| Information provided |
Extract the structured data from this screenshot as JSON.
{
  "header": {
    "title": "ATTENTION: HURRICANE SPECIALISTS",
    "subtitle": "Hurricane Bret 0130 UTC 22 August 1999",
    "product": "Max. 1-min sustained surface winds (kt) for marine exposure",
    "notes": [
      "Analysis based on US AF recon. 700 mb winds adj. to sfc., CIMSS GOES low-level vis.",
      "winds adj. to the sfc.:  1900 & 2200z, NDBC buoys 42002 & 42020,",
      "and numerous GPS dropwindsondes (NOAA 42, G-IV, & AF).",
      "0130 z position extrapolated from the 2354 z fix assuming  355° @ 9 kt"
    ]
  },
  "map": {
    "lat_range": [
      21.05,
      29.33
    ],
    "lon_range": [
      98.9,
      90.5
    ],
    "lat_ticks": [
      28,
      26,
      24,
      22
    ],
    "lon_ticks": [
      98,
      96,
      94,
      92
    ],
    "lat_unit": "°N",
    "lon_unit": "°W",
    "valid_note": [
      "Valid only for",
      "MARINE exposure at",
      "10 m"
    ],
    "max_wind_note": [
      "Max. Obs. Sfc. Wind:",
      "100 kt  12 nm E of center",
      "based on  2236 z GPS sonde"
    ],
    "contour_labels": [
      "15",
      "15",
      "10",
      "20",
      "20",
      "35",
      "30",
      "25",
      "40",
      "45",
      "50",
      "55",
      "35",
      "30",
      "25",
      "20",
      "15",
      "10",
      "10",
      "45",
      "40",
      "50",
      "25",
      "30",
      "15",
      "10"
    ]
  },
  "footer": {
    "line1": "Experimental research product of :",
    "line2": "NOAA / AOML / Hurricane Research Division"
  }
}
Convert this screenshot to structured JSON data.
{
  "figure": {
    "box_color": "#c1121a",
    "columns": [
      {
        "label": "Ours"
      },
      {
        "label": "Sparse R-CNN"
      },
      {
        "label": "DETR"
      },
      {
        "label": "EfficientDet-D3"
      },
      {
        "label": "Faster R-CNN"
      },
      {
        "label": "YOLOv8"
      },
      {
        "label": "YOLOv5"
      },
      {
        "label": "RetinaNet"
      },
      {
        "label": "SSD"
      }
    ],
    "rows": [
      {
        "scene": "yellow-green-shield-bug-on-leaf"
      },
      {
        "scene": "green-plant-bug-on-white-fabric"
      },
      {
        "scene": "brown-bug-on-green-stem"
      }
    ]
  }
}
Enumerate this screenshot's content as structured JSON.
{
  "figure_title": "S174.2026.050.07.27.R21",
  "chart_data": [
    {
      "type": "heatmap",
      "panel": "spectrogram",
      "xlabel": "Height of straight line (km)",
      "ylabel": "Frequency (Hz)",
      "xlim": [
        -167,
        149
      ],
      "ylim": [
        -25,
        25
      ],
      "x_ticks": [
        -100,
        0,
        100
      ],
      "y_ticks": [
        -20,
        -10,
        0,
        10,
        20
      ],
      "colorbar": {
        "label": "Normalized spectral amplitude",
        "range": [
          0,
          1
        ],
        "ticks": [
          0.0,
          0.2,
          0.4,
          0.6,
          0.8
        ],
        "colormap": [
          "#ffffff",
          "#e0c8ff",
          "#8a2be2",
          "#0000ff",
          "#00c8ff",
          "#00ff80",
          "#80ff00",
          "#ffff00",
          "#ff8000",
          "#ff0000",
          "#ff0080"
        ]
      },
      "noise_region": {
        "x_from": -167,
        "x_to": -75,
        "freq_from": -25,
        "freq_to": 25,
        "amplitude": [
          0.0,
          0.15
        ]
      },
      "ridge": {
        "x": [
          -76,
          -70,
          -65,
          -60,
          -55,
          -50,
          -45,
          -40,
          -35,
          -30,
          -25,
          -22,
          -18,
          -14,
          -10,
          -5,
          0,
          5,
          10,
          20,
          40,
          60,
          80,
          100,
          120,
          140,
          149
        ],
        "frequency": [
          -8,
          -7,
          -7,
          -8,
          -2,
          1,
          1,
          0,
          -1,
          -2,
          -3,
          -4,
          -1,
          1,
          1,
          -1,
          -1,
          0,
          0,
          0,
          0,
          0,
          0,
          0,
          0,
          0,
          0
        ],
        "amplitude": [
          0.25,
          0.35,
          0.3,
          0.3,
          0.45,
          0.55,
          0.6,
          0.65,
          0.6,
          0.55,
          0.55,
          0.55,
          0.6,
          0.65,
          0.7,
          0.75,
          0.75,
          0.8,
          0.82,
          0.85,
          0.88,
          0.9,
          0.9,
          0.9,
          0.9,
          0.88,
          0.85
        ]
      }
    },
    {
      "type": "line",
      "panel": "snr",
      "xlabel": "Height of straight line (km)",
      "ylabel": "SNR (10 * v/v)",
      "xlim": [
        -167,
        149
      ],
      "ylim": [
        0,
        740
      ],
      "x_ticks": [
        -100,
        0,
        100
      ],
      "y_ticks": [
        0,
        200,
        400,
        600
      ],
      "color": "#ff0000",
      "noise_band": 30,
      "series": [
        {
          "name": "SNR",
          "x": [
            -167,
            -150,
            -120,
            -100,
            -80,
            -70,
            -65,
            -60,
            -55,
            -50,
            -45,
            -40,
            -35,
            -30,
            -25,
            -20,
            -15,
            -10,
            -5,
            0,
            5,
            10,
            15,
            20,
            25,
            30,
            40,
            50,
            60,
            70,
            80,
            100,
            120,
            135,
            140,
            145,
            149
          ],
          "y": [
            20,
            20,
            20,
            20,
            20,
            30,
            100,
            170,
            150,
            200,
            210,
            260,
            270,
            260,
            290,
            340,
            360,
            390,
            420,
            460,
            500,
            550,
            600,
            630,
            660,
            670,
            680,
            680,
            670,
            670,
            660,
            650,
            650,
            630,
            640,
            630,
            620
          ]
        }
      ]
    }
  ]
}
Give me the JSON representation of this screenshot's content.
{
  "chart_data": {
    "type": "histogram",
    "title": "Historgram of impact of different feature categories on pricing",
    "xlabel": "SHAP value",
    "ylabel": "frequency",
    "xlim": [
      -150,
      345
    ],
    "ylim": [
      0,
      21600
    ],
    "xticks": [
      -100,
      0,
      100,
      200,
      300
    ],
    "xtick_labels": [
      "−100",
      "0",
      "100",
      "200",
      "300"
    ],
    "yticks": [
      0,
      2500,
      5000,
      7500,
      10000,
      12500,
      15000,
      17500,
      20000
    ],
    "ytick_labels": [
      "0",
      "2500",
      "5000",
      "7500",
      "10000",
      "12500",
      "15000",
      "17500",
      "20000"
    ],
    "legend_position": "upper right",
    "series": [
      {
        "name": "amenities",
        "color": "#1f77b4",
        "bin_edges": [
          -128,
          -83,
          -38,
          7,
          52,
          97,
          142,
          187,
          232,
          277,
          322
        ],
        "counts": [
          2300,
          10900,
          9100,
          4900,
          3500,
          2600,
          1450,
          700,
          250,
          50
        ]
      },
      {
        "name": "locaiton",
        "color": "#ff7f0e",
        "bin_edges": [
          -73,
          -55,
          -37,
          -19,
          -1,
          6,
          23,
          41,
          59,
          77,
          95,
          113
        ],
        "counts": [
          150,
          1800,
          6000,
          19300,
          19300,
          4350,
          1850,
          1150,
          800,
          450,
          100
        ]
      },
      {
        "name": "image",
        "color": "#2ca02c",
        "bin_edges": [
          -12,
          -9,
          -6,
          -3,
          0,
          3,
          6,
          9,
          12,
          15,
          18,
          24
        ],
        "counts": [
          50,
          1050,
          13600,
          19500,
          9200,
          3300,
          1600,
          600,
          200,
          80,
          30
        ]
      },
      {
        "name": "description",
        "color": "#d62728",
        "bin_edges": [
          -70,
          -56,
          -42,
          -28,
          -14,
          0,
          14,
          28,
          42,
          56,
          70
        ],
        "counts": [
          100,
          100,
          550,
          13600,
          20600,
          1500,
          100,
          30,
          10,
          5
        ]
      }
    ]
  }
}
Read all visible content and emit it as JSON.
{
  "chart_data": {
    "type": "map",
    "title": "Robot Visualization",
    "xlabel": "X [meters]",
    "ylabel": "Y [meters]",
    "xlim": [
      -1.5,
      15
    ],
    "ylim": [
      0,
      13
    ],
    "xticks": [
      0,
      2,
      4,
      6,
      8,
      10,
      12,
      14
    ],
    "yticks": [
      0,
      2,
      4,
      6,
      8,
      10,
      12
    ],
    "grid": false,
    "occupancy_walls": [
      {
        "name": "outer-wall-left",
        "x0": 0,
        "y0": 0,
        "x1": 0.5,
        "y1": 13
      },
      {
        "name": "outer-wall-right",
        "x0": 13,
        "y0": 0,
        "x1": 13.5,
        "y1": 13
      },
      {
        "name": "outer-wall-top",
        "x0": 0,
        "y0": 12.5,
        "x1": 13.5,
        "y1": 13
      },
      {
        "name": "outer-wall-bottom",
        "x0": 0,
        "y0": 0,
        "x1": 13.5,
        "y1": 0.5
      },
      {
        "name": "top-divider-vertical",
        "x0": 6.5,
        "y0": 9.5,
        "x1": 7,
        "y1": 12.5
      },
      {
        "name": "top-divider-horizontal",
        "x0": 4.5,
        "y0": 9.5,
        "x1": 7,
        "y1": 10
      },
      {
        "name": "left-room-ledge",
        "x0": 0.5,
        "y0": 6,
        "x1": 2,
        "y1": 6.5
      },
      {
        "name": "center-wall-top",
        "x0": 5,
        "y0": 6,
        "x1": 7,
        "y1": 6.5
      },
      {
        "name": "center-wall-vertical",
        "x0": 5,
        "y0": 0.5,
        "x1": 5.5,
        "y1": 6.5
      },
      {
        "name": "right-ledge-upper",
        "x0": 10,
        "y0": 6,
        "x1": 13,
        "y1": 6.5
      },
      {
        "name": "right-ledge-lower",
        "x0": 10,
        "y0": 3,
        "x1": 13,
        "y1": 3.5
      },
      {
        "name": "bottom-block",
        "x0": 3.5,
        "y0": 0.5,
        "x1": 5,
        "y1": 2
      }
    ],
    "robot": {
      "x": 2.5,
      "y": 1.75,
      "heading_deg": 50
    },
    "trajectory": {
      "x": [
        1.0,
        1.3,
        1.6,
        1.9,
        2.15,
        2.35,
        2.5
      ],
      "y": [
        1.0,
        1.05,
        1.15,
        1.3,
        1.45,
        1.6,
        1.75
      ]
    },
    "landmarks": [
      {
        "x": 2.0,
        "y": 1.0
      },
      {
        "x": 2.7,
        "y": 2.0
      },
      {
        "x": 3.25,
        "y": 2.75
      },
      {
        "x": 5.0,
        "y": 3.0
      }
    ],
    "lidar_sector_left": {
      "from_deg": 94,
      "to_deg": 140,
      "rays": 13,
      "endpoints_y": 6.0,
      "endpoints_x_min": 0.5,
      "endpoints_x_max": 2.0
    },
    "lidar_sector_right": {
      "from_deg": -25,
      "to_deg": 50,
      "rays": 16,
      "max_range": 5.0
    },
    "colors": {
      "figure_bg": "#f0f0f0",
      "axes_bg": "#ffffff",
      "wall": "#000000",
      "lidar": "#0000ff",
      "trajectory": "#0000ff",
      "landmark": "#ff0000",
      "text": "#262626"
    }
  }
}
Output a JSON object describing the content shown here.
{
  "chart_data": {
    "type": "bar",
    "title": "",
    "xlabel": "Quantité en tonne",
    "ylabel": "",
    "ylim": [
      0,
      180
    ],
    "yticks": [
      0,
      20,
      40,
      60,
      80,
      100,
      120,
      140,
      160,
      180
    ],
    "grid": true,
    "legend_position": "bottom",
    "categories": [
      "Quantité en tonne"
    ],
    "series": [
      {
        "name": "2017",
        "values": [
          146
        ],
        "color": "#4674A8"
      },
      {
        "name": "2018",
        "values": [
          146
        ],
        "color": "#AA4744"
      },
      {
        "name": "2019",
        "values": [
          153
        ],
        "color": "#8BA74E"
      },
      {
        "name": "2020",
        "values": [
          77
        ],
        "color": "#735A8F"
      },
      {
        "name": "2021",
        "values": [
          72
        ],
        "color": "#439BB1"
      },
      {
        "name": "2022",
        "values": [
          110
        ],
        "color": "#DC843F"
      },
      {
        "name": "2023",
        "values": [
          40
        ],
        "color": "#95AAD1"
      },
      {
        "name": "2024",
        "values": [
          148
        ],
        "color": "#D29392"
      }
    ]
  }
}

| Exercise brief |
List all lines above in which the string "content" appears.

| Task result |
Enumerate this screenshot's content as structured JSON.
Give me the JSON representation of this screenshot's content.
Read all visible content and emit it as JSON.
Output a JSON object describing the content shown here.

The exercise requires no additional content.